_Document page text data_
════════

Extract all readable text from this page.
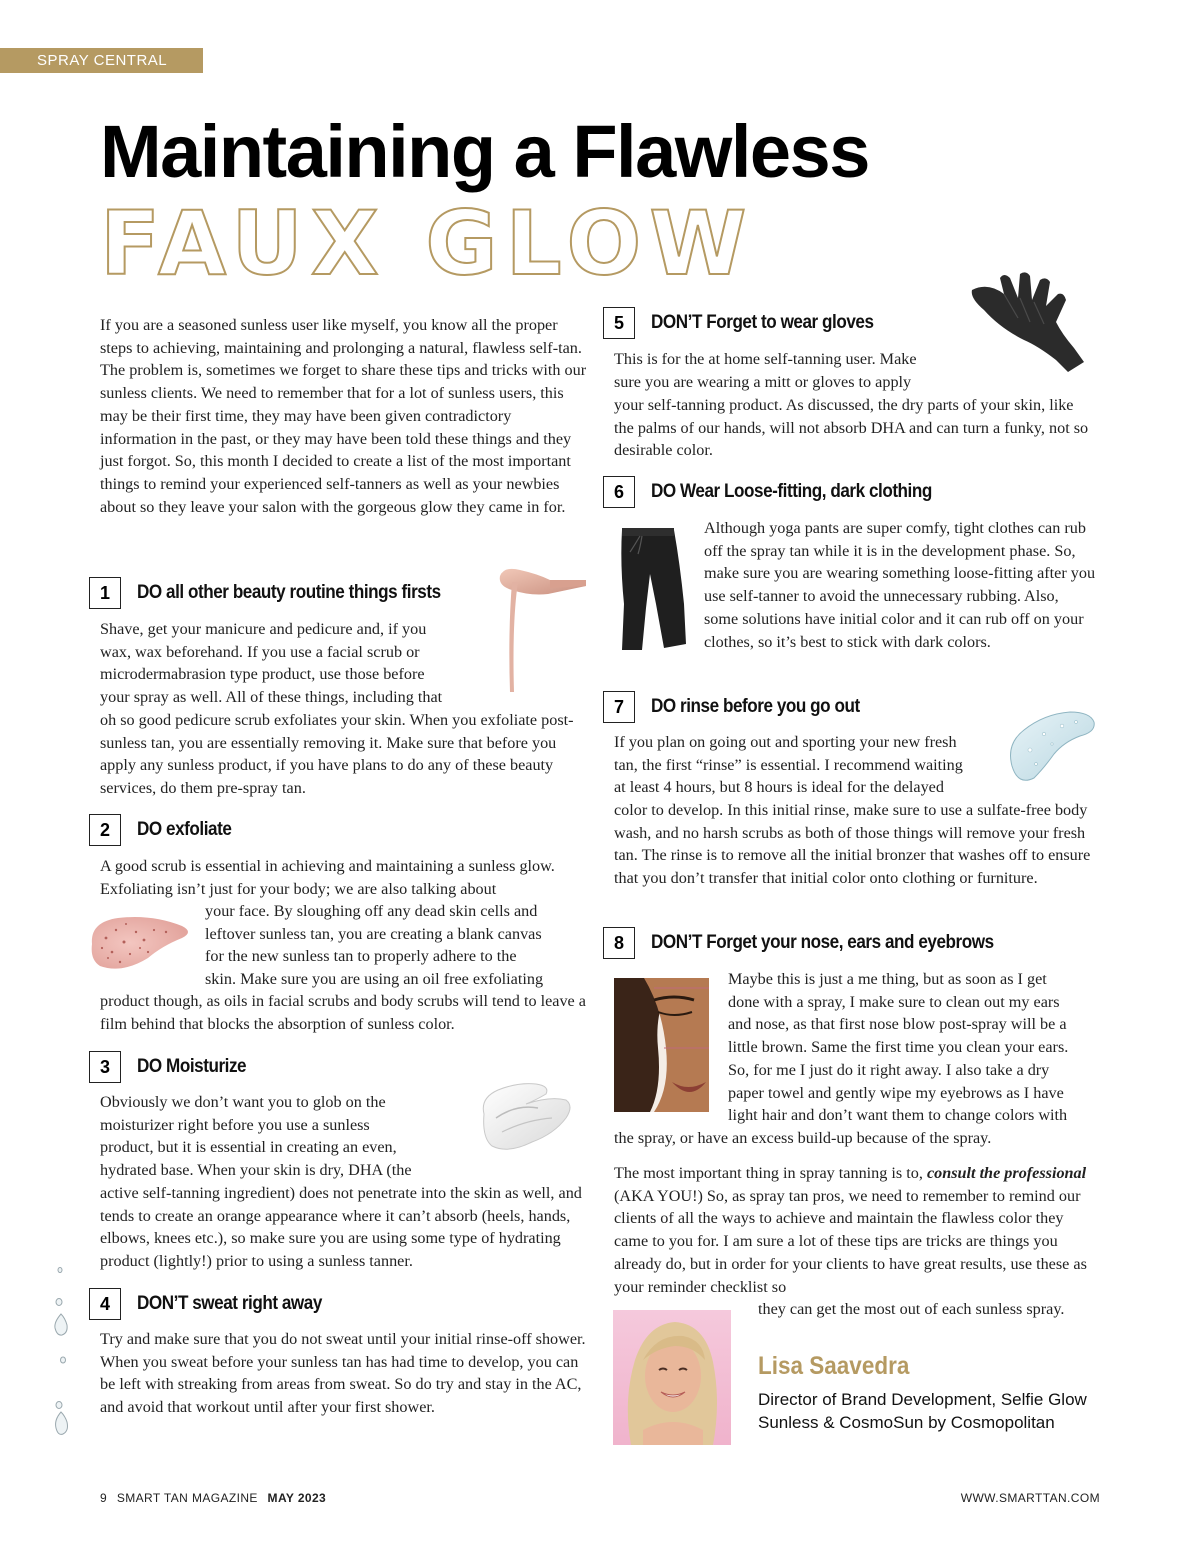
SPRAY CENTRAL
Maintaining a Flawless
FAUX GLOW

If you are a seasoned sunless user like myself, you know all the proper steps to achieving, maintaining and prolonging a natural, flawless self-tan. The problem is, sometimes we forget to share these tips and tricks with our sunless clients. We need to remember that for a lot of sunless users, this may be their first time, they may have been given contradictory information in the past, or they may have been told these things and they just forgot. So, this month I decided to create a list of the most important things to remind your experienced self-tanners as well as your newbies about so they leave your salon with the gorgeous glow they came in for.

1	DO all other beauty routine things firsts
Shave, get your manicure and pedicure and, if you
wax, wax beforehand. If you use a facial scrub or
microdermabrasion type product, use those before
your spray as well. All of these things, including that

oh so good pedicure scrub exfoliates your skin. When you exfoliate post-sunless tan, you are essentially removing it. Make sure that before you apply any sunless product, if you have plans to do any of these beauty services, do them pre-spray tan.

2	DO exfoliate

A good scrub is essential in achieving and maintaining a sunless glow. Exfoliating isn’t just for your body; we are also talking about

your face. By sloughing off any dead skin cells and
leftover sunless tan, you are creating a blank canvas
for the new sunless tan to properly adhere to the
skin. Make sure you are using an oil free exfoliating

product though, as oils in facial scrubs and body scrubs will tend to leave a film behind that blocks the absorption of sunless color.

3	DO Moisturize
Obviously we don’t want you to glob on the
moisturizer right before you use a sunless
product, but it is essential in creating an even,
hydrated base. When your skin is dry, DHA (the

active self-tanning ingredient) does not penetrate into the skin as well, and tends to create an orange appearance where it can’t absorb (heels, hands, elbows, knees etc.), so make sure you are using some type of hydrating product (lightly!) prior to using a sunless tanner.

4	DON’T sweat right away

Try and make sure that you do not sweat until your initial rinse-off shower. When you sweat before your sunless tan has had time to develop, you can be left with streaking from areas from sweat. So do try and stay in the AC, and avoid that workout until after your first shower.

5	DON’T Forget to wear gloves
This is for the at home self-tanning user. Make
sure you are wearing a mitt or gloves to apply

your self-tanning product. As discussed, the dry parts of your skin, like the palms of our hands, will not absorb DHA and can turn a funky, not so desirable color.

6	DO Wear Loose-fitting, dark clothing

Although yoga pants are super comfy, tight clothes can rub off the spray tan while it is in the development phase. So, make sure you are wearing something loose-fitting after you use self-tanner to avoid the unnecessary rubbing. Also, some solutions have initial color and it can rub off on your clothes, so it’s best to stick with dark colors.

7	DO rinse before you go out
If you plan on going out and sporting your new fresh
tan, the first “rinse” is essential. I recommend waiting
at least 4 hours, but 8 hours is ideal for the delayed

color to develop. In this initial rinse, make sure to use a sulfate-free body wash, and no harsh scrubs as both of those things will remove your fresh tan. The rinse is to remove all the initial bronzer that washes off to ensure that you don’t transfer that initial color onto clothing or furniture.

8	DON’T Forget your nose, ears and eyebrows
Maybe this is just a me thing, but as soon as I get
done with a spray, I make sure to clean out my ears
and nose, as that first nose blow post-spray will be a
little brown. Same the first time you clean your ears.
So, for me I just do it right away. I also take a dry
paper towel and gently wipe my eyebrows as I have
light hair and don’t want them to change colors with

the spray, or have an excess build-up because of the spray.

The most important thing in spray tanning is to, consult the professional (AKA YOU!) So, as spray tan pros, we need to remember to remind our clients of all the ways to achieve and maintain the flawless color they came to you for. I am sure a lot of these tips are tricks are things you already do, but in order for your clients to have great results, use these as your reminder checklist so

they can get the most out of each sunless spray.
Lisa Saavedra
Director of Brand Development, Selfie Glow Sunless & CosmoSun by Cosmopolitan
9 SMART TAN MAGAZINE MAY 2023	WWW.SMARTTAN.COM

════════

_Problem description_
Among the lines above, find those holding "dark" and copy each one.

_Task output_
6	DO Wear Loose-fitting, dark clothing
Although yoga pants are super comfy, tight clothes can rub off the spray tan while it is in the development phase. So, make sure you are wearing something loose-fitting after you use self-tanner to avoid the unnecessary rubbing. Also, some solutions have initial color and it can rub off on your clothes, so it’s best to stick with dark colors.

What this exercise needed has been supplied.